Stated problem :: Every entry must be copied word for word.
↓
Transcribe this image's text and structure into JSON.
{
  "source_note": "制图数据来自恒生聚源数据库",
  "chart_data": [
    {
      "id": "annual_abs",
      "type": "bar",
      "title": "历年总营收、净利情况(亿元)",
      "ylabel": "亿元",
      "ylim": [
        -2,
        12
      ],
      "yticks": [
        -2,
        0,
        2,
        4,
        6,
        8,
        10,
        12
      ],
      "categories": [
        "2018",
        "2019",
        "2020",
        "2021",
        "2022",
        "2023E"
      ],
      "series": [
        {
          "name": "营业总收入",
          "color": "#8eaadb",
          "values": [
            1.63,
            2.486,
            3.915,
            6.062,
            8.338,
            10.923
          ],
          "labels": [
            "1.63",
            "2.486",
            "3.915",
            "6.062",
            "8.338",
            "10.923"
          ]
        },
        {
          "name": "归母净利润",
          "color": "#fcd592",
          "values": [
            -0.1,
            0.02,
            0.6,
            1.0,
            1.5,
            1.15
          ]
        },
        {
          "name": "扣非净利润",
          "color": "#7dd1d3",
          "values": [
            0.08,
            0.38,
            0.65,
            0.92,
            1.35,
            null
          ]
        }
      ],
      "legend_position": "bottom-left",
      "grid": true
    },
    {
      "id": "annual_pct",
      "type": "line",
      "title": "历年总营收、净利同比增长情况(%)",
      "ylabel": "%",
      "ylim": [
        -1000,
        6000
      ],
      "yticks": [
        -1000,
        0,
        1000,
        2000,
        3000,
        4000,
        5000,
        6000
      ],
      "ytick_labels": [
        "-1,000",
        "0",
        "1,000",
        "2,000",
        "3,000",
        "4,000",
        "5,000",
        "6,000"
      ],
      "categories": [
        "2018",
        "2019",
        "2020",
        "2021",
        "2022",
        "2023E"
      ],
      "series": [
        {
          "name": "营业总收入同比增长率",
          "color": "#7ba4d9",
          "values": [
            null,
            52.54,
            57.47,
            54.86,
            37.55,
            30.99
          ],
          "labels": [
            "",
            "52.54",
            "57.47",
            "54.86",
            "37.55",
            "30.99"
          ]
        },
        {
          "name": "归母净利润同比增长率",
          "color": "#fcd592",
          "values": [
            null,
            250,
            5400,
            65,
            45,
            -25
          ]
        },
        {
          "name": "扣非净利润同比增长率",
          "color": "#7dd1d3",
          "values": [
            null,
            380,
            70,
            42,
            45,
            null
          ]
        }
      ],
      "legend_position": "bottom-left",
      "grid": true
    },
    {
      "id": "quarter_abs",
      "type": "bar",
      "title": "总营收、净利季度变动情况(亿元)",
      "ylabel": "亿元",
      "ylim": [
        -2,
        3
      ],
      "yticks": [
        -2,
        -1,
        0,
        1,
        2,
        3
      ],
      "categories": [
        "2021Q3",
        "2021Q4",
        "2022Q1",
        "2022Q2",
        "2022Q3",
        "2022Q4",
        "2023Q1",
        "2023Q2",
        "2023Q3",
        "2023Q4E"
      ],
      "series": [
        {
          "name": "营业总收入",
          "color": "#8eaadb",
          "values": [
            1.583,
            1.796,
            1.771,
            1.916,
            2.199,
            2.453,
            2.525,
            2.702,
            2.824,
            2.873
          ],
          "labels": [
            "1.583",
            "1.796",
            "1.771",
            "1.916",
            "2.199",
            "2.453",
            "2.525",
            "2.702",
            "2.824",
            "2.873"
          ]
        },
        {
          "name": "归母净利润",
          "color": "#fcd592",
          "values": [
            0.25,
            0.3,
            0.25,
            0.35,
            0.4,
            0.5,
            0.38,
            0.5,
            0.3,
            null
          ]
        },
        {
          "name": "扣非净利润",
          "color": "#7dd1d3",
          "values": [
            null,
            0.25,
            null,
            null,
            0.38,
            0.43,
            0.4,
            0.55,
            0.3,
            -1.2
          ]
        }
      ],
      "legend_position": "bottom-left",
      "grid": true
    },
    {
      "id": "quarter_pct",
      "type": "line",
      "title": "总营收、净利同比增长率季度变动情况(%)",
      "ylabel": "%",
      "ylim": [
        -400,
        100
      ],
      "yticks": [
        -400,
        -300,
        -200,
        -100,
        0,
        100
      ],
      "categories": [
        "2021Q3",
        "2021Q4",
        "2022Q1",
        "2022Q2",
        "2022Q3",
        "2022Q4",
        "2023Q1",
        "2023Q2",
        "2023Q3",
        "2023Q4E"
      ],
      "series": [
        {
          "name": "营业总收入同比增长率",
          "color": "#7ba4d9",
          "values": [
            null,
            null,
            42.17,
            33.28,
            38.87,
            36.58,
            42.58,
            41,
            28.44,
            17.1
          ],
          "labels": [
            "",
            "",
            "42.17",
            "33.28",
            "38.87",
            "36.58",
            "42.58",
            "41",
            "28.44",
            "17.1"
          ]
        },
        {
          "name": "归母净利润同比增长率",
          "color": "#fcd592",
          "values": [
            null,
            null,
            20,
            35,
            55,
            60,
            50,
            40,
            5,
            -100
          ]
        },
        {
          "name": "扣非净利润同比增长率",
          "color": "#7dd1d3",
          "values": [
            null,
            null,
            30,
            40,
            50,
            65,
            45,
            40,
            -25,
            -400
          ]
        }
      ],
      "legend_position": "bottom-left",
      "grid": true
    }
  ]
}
↑
Answer for the task ::
Transcribe this image's text and structure into JSON.
{
  "source_note": "制图数据来自恒生聚源数据库",
  "chart_data": [
    {
      "id": "annual_abs",
      "type": "bar",
      "title": "历年总营收、净利情况(亿元)",
      "ylabel": "亿元",
      "ylim": [
        -2,
        12
      ],
      "yticks": [
        -2,
        0,
        2,
        4,
        6,
        8,
        10,
        12
      ],
      "categories": [
        "2018",
        "2019",
        "2020",
        "2021",
        "2022",
        "2023E"
      ],
      "series": [
        {
          "name": "营业总收入",
          "color": "#8eaadb",
          "values": [
            1.63,
            2.486,
            3.915,
            6.062,
            8.338,
            10.923
          ],
          "labels": [
            "1.63",
            "2.486",
            "3.915",
            "6.062",
            "8.338",
            "10.923"
          ]
        },
        {
          "name": "归母净利润",
          "color": "#fcd592",
          "values": [
            -0.1,
            0.02,
            0.6,
            1.0,
            1.5,
            1.15
          ]
        },
        {
          "name": "扣非净利润",
          "color": "#7dd1d3",
          "values": [
            0.08,
            0.38,
            0.65,
            0.92,
            1.35,
            null
          ]
        }
      ],
      "legend_position": "bottom-left",
      "grid": true
    },
    {
      "id": "annual_pct",
      "type": "line",
      "title": "历年总营收、净利同比增长情况(%)",
      "ylabel": "%",
      "ylim": [
        -1000,
        6000
      ],
      "yticks": [
        -1000,
        0,
        1000,
        2000,
        3000,
        4000,
        5000,
        6000
      ],
      "ytick_labels": [
        "-1,000",
        "0",
        "1,000",
        "2,000",
        "3,000",
        "4,000",
        "5,000",
        "6,000"
      ],
      "categories": [
        "2018",
        "2019",
        "2020",
        "2021",
        "2022",
        "2023E"
      ],
      "series": [
        {
          "name": "营业总收入同比增长率",
          "color": "#7ba4d9",
          "values": [
            null,
            52.54,
            57.47,
            54.86,
            37.55,
            30.99
          ],
          "labels": [
            "",
            "52.54",
            "57.47",
            "54.86",
            "37.55",
            "30.99"
          ]
        },
        {
          "name": "归母净利润同比增长率",
          "color": "#fcd592",
          "values": [
            null,
            250,
            5400,
            65,
            45,
            -25
          ]
        },
        {
          "name": "扣非净利润同比增长率",
          "color": "#7dd1d3",
          "values": [
            null,
            380,
            70,
            42,
            45,
            null
          ]
        }
      ],
      "legend_position": "bottom-left",
      "grid": true
    },
    {
      "id": "quarter_abs",
      "type": "bar",
      "title": "总营收、净利季度变动情况(亿元)",
      "ylabel": "亿元",
      "ylim": [
        -2,
        3
      ],
      "yticks": [
        -2,
        -1,
        0,
        1,
        2,
        3
      ],
      "categories": [
        "2021Q3",
        "2021Q4",
        "2022Q1",
        "2022Q2",
        "2022Q3",
        "2022Q4",
        "2023Q1",
        "2023Q2",
        "2023Q3",
        "2023Q4E"
      ],
      "series": [
        {
          "name": "营业总收入",
          "color": "#8eaadb",
          "values": [
            1.583,
            1.796,
            1.771,
            1.916,
            2.199,
            2.453,
            2.525,
            2.702,
            2.824,
            2.873
          ],
          "labels": [
            "1.583",
            "1.796",
            "1.771",
            "1.916",
            "2.199",
            "2.453",
            "2.525",
            "2.702",
            "2.824",
            "2.873"
          ]
        },
        {
          "name": "归母净利润",
          "color": "#fcd592",
          "values": [
            0.25,
            0.3,
            0.25,
            0.35,
            0.4,
            0.5,
            0.38,
            0.5,
            0.3,
            null
          ]
        },
        {
          "name": "扣非净利润",
          "color": "#7dd1d3",
          "values": [
            null,
            0.25,
            null,
            null,
            0.38,
            0.43,
            0.4,
            0.55,
            0.3,
            -1.2
          ]
        }
      ],
      "legend_position": "bottom-left",
      "grid": true
    },
    {
      "id": "quarter_pct",
      "type": "line",
      "title": "总营收、净利同比增长率季度变动情况(%)",
      "ylabel": "%",
      "ylim": [
        -400,
        100
      ],
      "yticks": [
        -400,
        -300,
        -200,
        -100,
        0,
        100
      ],
      "categories": [
        "2021Q3",
        "2021Q4",
        "2022Q1",
        "2022Q2",
        "2022Q3",
        "2022Q4",
        "2023Q1",
        "2023Q2",
        "2023Q3",
        "2023Q4E"
      ],
      "series": [
        {
          "name": "营业总收入同比增长率",
          "color": "#7ba4d9",
          "values": [
            null,
            null,
            42.17,
            33.28,
            38.87,
            36.58,
            42.58,
            41,
            28.44,
            17.1
          ],
          "labels": [
            "",
            "",
            "42.17",
            "33.28",
            "38.87",
            "36.58",
            "42.58",
            "41",
            "28.44",
            "17.1"
          ]
        },
        {
          "name": "归母净利润同比增长率",
          "color": "#fcd592",
          "values": [
            null,
            null,
            20,
            35,
            55,
            60,
            50,
            40,
            5,
            -100
          ]
        },
        {
          "name": "扣非净利润同比增长率",
          "color": "#7dd1d3",
          "values": [
            null,
            null,
            30,
            40,
            50,
            65,
            45,
            40,
            -25,
            -400
          ]
        }
      ],
      "legend_position": "bottom-left",
      "grid": true
    }
  ]
}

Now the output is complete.